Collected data
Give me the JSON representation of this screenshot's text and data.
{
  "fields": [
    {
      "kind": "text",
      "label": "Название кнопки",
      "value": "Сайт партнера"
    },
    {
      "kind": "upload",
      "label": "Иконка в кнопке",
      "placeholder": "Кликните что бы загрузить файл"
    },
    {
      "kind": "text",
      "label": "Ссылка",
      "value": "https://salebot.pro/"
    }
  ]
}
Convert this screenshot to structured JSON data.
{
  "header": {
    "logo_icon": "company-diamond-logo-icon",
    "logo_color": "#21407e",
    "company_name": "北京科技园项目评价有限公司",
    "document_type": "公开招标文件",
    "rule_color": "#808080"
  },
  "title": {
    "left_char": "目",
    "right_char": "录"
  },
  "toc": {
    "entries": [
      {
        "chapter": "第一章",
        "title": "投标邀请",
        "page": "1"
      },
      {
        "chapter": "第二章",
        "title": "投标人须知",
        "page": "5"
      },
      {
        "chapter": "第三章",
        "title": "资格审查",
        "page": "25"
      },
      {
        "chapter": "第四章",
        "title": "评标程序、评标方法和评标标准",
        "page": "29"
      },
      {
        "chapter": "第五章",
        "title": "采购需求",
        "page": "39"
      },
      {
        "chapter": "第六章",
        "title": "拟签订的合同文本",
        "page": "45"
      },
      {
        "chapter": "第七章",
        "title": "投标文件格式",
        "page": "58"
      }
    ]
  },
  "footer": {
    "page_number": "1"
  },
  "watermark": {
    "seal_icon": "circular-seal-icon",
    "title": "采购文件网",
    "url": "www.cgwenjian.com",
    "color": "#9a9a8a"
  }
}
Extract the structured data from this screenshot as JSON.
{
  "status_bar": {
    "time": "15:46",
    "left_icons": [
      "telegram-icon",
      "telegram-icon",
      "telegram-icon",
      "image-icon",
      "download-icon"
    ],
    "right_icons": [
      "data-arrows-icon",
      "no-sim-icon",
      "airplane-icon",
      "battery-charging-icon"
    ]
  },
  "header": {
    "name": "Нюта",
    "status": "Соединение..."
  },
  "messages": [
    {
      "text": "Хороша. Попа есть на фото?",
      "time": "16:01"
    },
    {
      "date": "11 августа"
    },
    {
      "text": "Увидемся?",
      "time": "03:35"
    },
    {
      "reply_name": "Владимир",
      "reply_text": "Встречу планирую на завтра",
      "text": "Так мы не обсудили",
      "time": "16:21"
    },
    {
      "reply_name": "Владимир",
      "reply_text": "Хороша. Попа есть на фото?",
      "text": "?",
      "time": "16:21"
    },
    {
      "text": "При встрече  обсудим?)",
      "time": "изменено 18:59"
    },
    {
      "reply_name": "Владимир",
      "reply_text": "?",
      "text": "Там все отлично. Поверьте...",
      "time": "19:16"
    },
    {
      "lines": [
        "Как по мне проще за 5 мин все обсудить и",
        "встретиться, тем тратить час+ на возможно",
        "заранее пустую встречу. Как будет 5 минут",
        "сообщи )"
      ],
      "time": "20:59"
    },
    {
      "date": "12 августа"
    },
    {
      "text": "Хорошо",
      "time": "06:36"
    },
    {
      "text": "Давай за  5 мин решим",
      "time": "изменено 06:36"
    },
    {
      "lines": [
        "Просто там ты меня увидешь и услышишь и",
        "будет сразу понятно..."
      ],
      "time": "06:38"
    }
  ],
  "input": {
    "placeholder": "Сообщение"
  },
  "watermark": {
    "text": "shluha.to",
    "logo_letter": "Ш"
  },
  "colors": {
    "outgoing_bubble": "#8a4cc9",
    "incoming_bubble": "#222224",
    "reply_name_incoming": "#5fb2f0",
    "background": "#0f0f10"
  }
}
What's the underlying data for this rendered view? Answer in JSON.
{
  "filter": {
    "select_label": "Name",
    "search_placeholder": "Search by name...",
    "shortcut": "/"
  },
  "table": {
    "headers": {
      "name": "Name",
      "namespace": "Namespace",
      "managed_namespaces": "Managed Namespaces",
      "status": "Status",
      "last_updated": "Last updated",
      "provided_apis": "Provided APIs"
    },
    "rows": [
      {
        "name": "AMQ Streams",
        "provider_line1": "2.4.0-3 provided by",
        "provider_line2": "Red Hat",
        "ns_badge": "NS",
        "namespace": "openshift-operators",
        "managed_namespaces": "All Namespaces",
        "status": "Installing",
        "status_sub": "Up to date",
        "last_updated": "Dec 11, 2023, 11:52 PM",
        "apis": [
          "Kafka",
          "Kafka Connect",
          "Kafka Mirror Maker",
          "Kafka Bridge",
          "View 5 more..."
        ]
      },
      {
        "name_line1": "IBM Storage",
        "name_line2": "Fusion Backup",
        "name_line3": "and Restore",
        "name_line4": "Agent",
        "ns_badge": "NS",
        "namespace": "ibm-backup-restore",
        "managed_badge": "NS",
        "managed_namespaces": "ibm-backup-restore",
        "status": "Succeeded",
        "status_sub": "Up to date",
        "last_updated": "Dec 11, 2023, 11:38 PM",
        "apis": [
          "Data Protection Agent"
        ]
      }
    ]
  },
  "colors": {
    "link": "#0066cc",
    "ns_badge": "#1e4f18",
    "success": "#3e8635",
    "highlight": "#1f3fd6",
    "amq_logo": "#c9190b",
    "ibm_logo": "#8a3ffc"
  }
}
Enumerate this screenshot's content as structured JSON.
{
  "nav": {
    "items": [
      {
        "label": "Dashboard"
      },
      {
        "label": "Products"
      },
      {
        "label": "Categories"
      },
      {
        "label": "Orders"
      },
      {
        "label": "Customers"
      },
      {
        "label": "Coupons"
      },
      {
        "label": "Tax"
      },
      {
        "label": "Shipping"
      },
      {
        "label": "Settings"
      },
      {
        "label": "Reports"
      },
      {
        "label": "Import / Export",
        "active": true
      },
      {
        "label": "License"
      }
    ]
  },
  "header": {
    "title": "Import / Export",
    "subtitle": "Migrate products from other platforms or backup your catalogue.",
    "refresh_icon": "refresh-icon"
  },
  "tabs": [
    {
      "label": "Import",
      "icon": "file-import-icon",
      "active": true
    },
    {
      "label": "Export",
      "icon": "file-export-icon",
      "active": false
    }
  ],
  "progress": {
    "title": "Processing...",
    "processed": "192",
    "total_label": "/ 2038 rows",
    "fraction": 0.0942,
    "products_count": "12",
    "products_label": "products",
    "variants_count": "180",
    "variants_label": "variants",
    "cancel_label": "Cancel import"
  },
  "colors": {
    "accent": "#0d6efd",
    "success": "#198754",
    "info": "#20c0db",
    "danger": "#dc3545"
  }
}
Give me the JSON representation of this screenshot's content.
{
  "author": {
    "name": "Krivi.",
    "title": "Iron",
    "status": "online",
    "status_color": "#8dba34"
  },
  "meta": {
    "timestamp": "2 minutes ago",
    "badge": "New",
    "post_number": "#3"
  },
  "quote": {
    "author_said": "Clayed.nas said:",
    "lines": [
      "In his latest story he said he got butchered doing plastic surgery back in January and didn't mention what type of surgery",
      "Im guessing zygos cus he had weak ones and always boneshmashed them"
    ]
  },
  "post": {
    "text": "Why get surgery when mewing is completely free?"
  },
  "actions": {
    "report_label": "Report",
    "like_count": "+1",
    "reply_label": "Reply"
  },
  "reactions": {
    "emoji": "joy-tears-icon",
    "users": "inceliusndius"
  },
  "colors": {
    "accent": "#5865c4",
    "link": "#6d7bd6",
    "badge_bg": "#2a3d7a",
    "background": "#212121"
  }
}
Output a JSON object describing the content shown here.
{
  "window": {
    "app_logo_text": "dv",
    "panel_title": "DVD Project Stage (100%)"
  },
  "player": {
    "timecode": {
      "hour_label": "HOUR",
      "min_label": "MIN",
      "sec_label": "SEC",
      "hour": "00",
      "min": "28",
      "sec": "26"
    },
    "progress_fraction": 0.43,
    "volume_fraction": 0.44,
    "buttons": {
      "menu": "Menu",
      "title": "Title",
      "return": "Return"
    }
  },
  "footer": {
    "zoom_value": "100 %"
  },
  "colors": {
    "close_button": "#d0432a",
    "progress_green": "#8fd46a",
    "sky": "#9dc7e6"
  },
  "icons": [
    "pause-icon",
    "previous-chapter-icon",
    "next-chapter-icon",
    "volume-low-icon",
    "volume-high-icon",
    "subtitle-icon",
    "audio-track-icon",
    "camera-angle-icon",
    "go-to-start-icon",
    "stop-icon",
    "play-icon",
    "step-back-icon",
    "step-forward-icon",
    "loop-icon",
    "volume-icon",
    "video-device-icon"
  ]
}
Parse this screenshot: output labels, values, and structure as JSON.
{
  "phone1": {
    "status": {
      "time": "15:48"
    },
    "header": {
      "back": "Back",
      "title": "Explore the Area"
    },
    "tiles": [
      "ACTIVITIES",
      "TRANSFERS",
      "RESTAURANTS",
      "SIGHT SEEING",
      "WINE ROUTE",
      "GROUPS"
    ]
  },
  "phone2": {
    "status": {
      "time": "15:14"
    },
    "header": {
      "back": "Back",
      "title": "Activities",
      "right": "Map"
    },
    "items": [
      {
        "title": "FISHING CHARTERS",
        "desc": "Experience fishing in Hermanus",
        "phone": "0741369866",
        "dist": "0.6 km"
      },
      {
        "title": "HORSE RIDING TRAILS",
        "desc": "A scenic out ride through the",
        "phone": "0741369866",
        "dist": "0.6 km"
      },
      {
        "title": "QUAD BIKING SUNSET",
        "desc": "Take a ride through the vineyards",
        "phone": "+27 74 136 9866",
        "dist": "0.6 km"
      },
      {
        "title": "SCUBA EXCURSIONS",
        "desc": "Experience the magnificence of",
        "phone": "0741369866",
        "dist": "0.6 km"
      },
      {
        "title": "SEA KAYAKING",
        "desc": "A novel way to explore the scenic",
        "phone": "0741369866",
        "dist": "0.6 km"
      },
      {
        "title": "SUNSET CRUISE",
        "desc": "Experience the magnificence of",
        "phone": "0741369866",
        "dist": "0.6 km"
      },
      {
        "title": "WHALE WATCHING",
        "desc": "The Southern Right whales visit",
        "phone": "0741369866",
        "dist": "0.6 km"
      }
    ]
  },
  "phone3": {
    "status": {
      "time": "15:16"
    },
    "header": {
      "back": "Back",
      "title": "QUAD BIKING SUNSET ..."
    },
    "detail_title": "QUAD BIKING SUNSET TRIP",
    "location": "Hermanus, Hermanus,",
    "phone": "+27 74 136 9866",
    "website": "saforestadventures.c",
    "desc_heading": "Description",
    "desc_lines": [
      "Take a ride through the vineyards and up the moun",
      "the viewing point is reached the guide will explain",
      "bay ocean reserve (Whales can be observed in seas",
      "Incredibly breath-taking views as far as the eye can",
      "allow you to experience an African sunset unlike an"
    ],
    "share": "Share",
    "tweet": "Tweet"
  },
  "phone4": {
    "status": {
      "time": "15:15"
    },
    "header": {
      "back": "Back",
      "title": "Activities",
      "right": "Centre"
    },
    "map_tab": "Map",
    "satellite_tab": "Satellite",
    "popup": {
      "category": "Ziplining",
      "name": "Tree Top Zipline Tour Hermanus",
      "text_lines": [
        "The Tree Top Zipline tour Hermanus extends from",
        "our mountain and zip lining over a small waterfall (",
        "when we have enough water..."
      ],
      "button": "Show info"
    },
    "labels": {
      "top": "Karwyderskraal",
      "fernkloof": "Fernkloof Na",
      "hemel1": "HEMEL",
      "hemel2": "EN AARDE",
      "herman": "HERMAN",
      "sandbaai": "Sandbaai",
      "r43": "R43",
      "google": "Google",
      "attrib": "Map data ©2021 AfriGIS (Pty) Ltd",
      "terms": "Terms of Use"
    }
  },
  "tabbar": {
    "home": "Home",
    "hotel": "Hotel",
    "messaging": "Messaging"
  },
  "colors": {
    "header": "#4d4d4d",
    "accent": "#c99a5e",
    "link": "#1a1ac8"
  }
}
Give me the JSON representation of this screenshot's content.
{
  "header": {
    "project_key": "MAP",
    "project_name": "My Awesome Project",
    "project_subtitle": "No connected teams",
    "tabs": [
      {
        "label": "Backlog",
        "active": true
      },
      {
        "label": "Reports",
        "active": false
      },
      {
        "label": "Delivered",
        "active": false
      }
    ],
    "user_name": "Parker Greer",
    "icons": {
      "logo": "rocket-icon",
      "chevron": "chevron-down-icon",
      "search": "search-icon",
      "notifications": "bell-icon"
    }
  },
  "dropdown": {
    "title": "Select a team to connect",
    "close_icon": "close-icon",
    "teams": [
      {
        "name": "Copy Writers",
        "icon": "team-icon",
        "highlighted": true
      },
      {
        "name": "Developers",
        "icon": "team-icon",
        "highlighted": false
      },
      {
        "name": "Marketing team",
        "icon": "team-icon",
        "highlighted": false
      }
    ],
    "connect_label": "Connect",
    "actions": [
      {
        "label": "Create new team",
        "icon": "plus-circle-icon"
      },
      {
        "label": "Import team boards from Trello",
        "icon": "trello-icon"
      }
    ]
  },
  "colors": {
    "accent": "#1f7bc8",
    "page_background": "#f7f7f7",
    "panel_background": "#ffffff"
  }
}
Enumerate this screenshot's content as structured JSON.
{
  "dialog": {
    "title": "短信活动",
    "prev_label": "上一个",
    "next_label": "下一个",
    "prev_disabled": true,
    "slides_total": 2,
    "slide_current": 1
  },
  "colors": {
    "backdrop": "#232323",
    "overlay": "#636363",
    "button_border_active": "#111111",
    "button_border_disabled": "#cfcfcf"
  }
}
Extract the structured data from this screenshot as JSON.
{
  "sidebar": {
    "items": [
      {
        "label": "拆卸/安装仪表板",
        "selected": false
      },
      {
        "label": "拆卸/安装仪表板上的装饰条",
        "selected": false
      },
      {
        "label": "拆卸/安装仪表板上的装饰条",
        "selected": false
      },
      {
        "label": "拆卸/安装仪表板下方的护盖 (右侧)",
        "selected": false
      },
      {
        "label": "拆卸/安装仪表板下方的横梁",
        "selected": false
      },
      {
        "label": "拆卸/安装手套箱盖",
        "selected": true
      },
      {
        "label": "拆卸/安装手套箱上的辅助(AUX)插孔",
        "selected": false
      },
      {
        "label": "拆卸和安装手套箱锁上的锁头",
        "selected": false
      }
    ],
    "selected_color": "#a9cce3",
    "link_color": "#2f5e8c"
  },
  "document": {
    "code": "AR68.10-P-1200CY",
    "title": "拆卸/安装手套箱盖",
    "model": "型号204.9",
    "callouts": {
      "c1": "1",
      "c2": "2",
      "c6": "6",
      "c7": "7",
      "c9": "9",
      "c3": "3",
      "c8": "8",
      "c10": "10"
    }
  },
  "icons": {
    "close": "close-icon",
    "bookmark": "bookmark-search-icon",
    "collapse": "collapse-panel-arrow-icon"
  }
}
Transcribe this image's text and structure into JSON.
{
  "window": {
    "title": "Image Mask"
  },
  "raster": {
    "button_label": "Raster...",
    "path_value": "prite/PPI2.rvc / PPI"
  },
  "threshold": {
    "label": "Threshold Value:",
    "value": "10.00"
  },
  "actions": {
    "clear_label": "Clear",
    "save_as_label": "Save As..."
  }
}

Task directions
Using the records above, list each line that includes "изменено".

Task output
      "time": "изменено 18:59"
      "time": "изменено 06:36"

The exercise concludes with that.